Task goal:
If a line in the entries includes "active", show that line.

--------

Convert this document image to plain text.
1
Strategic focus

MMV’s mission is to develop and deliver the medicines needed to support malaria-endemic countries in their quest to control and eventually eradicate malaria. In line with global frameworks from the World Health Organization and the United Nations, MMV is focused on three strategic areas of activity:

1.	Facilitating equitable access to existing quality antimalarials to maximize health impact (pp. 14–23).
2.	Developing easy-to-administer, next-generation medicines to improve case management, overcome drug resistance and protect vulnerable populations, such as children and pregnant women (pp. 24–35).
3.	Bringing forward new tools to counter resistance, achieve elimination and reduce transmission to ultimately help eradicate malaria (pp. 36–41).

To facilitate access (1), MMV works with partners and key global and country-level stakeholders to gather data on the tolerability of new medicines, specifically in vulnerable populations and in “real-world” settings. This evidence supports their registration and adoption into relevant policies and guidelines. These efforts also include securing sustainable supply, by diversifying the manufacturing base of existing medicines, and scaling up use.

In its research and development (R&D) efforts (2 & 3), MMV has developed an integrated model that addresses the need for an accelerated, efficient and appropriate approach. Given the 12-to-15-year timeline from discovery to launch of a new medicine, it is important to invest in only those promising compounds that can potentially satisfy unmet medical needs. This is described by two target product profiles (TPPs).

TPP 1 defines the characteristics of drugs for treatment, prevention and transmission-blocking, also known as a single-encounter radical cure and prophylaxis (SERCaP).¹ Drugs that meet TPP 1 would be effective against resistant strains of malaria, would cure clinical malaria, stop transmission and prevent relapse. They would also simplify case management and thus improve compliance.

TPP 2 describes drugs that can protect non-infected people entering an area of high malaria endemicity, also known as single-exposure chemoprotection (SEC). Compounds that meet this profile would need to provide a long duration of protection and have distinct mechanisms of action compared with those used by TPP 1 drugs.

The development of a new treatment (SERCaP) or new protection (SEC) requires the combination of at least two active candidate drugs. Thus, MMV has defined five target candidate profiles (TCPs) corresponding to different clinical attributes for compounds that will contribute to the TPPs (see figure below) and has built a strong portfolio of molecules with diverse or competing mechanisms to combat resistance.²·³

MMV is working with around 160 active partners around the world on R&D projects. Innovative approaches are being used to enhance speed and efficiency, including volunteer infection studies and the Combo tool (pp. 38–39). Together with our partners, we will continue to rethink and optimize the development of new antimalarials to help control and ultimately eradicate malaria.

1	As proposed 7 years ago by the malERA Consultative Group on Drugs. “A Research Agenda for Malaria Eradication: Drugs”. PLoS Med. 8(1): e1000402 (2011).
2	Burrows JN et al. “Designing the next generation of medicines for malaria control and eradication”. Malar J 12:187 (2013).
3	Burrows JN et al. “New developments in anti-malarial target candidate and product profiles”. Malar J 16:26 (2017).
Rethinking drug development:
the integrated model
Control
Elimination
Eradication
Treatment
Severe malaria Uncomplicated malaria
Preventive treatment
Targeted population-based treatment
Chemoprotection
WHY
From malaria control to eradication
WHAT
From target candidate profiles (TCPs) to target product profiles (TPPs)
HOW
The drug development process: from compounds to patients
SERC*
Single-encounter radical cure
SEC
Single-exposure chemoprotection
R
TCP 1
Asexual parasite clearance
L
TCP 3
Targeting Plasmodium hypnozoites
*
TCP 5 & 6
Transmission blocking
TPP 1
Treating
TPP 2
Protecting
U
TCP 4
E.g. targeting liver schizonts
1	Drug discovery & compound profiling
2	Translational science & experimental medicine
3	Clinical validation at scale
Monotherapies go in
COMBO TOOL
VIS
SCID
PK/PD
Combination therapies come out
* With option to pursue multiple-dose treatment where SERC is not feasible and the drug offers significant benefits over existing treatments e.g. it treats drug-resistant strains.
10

--------

Output of the task:
The development of a new treatment (SERCaP) or new protection (SEC) requires the combination of at least two active candidate drugs. Thus, MMV has defined five target candidate profiles (TCPs) corresponding to different clinical attributes for compounds that will contribute to the TPPs (see figure below) and has built a strong portfolio of molecules with diverse or competing mechanisms to combat resistance.²·³
MMV is working with around 160 active partners around the world on R&D projects. Innovative approaches are being used to enhance speed and efficiency, including volunteer infection studies and the Combo tool (pp. 38–39). Together with our partners, we will continue to rethink and optimize the development of new antimalarials to help control and ultimately eradicate malaria.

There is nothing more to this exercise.